[START SUPPLIED MATERIAL]

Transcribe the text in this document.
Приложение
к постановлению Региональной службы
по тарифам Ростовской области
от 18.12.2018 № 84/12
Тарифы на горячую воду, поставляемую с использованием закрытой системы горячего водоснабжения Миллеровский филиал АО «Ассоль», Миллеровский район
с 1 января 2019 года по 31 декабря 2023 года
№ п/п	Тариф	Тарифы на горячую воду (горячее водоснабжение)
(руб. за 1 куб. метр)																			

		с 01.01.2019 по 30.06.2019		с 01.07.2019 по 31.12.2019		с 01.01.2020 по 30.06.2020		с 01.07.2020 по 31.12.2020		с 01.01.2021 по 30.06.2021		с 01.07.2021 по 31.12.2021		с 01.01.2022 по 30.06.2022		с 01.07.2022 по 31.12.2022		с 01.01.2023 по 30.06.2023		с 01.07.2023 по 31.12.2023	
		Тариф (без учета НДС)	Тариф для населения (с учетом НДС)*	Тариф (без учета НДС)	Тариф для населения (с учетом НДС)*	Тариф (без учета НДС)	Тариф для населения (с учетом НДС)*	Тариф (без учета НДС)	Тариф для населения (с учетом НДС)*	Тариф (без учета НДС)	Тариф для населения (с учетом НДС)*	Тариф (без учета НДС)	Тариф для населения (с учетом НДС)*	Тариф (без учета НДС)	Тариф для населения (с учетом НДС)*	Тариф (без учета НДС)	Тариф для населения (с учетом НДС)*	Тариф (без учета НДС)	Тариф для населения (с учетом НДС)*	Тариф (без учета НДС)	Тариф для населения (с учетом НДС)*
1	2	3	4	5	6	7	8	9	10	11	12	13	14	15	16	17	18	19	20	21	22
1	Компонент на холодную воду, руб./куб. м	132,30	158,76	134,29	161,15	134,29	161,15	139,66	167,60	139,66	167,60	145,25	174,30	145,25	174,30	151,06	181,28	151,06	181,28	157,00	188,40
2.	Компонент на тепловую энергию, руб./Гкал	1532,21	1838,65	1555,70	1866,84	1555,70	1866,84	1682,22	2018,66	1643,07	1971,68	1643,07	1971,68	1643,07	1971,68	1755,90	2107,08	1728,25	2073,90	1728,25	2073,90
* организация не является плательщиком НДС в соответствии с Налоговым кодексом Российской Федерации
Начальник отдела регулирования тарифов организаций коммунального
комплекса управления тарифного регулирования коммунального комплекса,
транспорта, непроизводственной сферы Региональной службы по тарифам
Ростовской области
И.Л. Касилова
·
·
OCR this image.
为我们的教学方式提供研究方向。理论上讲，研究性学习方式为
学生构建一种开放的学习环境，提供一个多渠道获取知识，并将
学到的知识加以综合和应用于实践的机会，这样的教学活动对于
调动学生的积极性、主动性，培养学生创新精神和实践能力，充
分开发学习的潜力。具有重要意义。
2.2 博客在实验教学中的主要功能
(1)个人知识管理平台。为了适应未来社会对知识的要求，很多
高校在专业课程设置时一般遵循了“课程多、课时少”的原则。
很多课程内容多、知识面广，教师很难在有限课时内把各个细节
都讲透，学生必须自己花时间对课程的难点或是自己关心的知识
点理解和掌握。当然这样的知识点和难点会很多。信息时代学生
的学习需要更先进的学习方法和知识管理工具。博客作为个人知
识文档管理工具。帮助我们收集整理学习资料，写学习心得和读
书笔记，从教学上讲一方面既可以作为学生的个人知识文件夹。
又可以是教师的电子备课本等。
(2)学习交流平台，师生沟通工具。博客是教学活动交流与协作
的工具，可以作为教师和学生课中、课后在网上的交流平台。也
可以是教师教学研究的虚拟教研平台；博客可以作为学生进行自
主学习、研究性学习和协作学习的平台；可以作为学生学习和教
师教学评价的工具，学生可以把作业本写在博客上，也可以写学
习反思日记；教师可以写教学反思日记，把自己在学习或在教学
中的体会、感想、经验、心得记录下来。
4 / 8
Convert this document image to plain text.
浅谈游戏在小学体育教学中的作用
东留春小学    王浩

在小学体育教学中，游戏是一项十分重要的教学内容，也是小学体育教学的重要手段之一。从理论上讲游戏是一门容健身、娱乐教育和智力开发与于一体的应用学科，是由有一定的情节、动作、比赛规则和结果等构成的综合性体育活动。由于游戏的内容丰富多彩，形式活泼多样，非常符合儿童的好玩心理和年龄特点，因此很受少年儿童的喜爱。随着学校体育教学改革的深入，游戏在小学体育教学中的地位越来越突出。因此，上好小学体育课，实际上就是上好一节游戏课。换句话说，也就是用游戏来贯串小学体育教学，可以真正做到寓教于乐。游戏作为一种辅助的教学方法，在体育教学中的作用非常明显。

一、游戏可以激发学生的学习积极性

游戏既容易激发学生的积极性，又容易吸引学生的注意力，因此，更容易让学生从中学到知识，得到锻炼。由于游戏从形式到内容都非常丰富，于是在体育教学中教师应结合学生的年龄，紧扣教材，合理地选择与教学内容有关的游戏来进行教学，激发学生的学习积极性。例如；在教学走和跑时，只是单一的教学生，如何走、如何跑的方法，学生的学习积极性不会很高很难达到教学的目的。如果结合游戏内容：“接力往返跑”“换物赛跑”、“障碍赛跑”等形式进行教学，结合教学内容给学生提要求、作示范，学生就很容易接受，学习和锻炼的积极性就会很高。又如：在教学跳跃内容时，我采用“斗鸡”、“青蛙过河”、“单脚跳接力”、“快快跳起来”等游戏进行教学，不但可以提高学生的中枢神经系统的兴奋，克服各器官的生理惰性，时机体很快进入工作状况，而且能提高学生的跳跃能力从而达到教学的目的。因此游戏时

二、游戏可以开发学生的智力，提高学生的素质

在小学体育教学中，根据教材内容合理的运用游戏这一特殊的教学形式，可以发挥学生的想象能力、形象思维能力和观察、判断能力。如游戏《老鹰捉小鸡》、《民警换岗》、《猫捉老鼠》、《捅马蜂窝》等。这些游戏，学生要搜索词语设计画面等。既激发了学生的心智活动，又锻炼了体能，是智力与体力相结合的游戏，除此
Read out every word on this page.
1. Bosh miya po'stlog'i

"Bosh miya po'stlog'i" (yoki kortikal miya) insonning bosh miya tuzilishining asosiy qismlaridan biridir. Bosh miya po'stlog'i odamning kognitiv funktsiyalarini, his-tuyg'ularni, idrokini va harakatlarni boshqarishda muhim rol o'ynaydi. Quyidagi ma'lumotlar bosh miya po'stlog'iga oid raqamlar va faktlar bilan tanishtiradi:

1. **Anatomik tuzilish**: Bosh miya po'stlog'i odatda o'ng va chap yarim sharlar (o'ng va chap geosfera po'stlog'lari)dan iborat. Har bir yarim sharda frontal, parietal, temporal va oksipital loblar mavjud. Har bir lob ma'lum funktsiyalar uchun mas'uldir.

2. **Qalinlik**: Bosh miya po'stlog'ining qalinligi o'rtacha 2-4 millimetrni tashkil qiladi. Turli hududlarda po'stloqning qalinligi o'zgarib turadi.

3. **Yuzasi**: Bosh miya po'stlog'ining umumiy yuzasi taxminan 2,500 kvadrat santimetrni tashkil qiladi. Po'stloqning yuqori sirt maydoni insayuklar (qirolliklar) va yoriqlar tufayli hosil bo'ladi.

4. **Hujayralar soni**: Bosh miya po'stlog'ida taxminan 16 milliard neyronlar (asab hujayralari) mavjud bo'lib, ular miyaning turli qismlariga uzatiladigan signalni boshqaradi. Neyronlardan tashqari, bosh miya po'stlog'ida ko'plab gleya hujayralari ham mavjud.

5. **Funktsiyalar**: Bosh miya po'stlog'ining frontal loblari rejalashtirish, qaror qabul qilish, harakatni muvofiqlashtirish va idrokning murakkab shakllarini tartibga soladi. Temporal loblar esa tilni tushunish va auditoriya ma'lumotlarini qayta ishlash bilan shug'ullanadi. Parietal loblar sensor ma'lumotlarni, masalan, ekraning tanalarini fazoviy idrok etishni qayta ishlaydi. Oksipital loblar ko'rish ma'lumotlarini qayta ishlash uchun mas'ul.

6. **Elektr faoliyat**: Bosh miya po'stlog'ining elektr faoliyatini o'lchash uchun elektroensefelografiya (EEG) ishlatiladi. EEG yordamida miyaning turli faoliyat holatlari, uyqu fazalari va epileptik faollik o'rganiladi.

[END SUPPLIED MATERIAL]

TASK BRIEF: Check each line of the records for the word "image" and extract those that contain it.

SOLUTION TO THIS PROBLEM:
OCR this image.
Convert this document image to plain text.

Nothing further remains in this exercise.